» **PAGE TEXT**

Alejandro Escalona

Personal information
- Full name: Alejandro Adrián Escalona Martínez
- Date of birth: 14 August 1979 (age 46)
- Place of birth: Santiago, Chile
- Height: 1.82 m (6 ft 0 in)
- Position: Wing-back

Youth career
- 1995–1996: Colo-Colo

Senior career*
- Years: Team / Apps / (Gls)
- 1997–1999: Colo-Colo / 28 / (0)
- 2000: Torino / 3 / (0)
- 2000–2001: Benfica / 9 / (0)
- 2001–2002: River Plate / 1 / (0)
- 2003–2007: Everton / 40 / (1)
- 2005–2006: → Grêmio (loan) / 5 / (0)
- 2007: → Naútico (loan) / 0 / (0)
- 2009–2010: San Luis / 24 / (0)
- 2011: Everton / 10 / (0)
- 2011: San Luis / 15 / (1)
- 2012: Curicó Unido / 31 / (1)
- Total:  / 166 / (3)

International career
- 1999: Chile U20 / 9 / (0)

= Alejandro Escalona =

Chilean footballer (born 1979)

 Alejandro Adrián Escalona Martínez, (born 14 August 1979) is a retired Chilean footballer who played as wing–back.

A youth international for Chile, Escalona played for Colo-Colo, Torino, Benfica, River Plate and Grêmio, but was mostly linked to Everton de Viña del Mar, representing them on three spells.

==Career==
===Early life===
Born in Santiago, Escalona joined Colo-Colo in 1995, where he finish his youth development. He made his professional debut in 1997, in a single appearance, winning his first honour, the 1997 Torneo Clausura. The following season, he played 16 matches with one goal, adding another league title. He started 1999 at Colo-Colo, but after a receiving praise in the 1999 South American U-20 Championship, he moved to Torino. In Italy, he was unable to replicate his performances, and played only three games and saw the team being relegated.

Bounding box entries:
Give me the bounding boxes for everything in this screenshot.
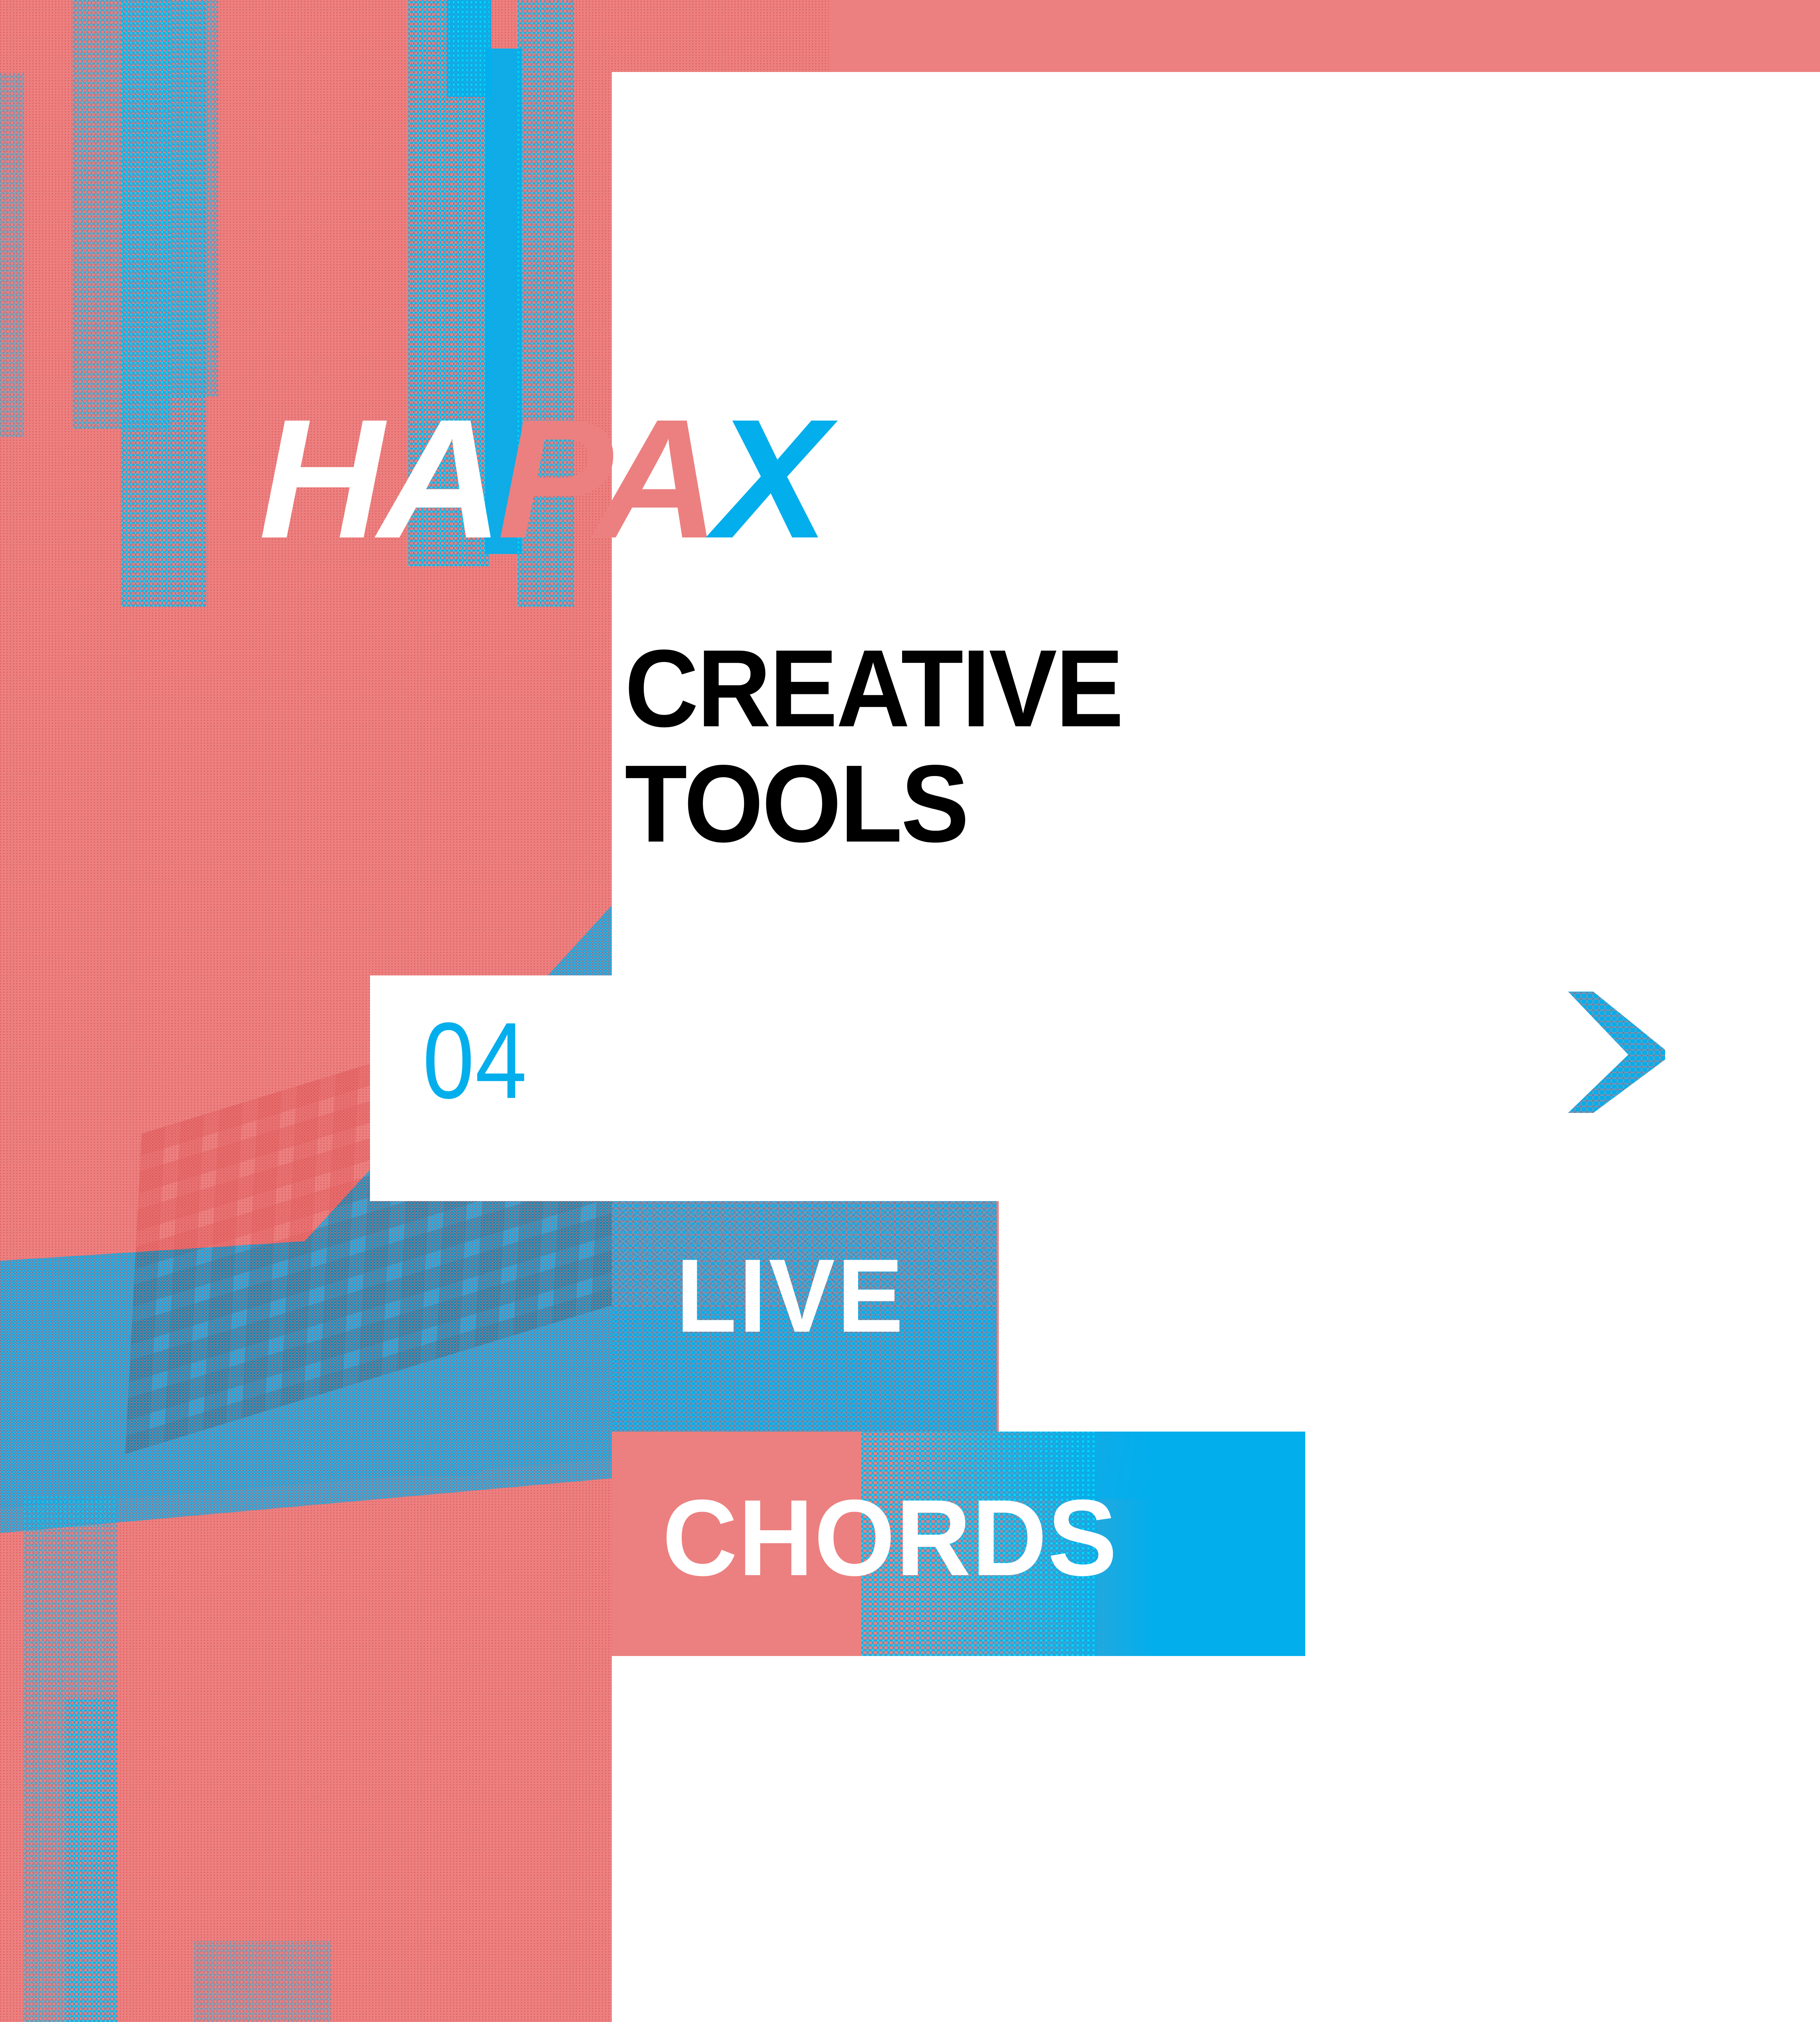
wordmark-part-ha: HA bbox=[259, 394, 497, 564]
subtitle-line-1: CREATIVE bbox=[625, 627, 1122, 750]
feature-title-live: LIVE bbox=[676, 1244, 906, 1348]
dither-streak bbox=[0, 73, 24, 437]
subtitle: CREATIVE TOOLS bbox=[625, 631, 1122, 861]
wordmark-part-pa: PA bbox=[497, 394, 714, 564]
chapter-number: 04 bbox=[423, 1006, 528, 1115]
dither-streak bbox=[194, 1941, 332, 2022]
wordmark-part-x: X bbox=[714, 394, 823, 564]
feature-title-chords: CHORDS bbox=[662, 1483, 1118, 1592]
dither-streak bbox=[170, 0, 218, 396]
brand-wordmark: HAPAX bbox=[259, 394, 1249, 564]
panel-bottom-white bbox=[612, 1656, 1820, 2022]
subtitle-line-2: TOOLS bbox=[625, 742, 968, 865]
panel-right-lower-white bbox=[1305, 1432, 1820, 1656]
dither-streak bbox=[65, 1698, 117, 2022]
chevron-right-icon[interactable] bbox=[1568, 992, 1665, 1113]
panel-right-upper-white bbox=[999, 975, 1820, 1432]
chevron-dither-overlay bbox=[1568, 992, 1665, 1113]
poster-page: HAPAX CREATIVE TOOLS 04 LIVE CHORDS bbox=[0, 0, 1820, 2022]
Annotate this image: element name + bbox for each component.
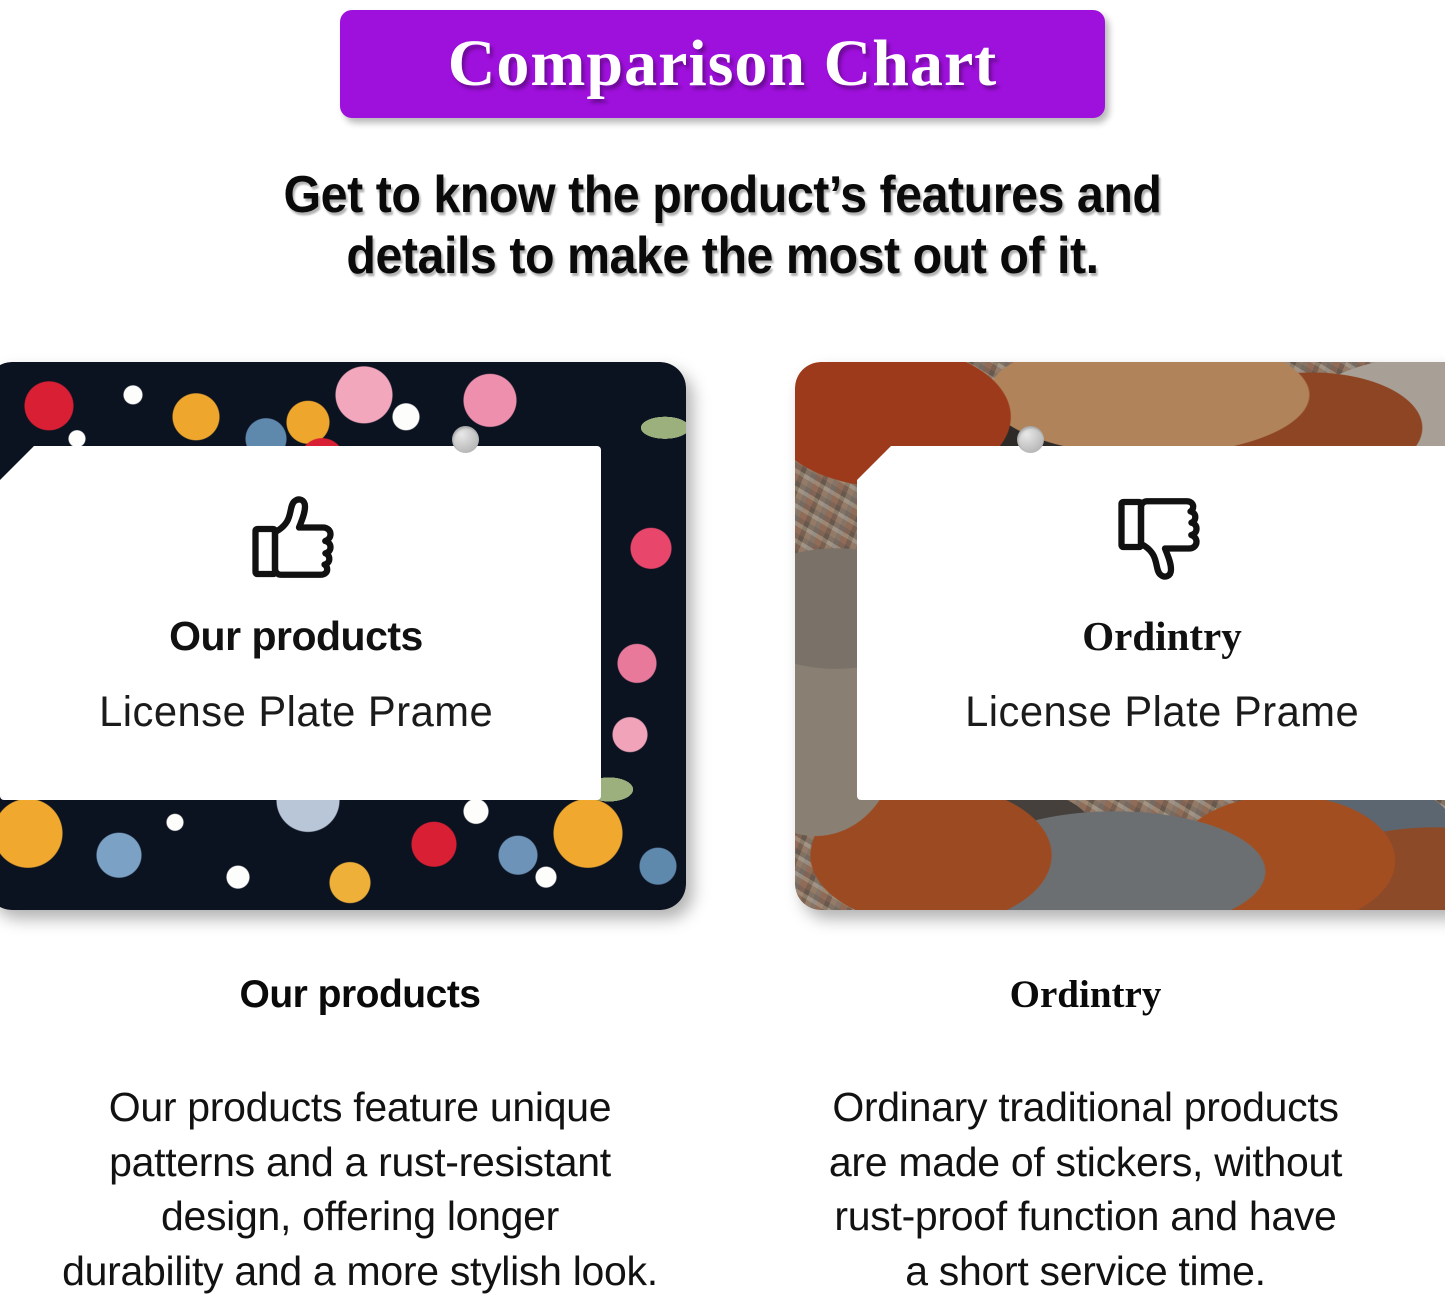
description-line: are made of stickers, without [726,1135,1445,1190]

» **TASK DESCRIPTION**
Carry on the Alejandro Escalona article, starting right after its final sentence.

» **TASK RESPONSE**
===Europe, Argentina and Brazil===
In early July 2000, Escalona was set to join Napoli, but no agreement was reached with Torino. On the 12th, Benfica successfully signed with Escalona, with Cristián Uribe playing an important role in convincing the 21 year-old. He made his debut for Benfica in a friendly against Linfield on 3 August, during the Carlsberg Belfast Challenge. After the match, in an interview for the Portuguese media, he downplayed the fact that he was unknown in Portugal, saying: "I will show on the field what I am worth".

However, in a season that saw three managers pass through Benfica, Escalona could never gain his place, battling with the youngster Diogo Luís and the Paraguayan Rojas for the position and playing just nine league matches. In January 2001, his agent, Pablo Tallarico was involved in a fake Italian passports scandal, that included Uribe and Pablo Contreras. Initially, he denied knowledge of any wrongdoing, but in May, he had his passport seized by the Polícia Judiciária, and his contract with Benfica terminated.

On 30 July 2001, Escalona signed a one-year deal with River Plate, but played just one league game under Manuel Pellegrini. Released by River Plate, he returned to Chile in January 2003, joining Everton de Viña del Mar in the second tier. His good performances, which included a promotion to the top tier, helped secure a loan deal to Grêmio in March 2005. He helped Grêmio win the 2005 Série B and earn promotion back to the Série A, despite being sent-off in the crucial match, dubbed the Batalha dos Aflitos.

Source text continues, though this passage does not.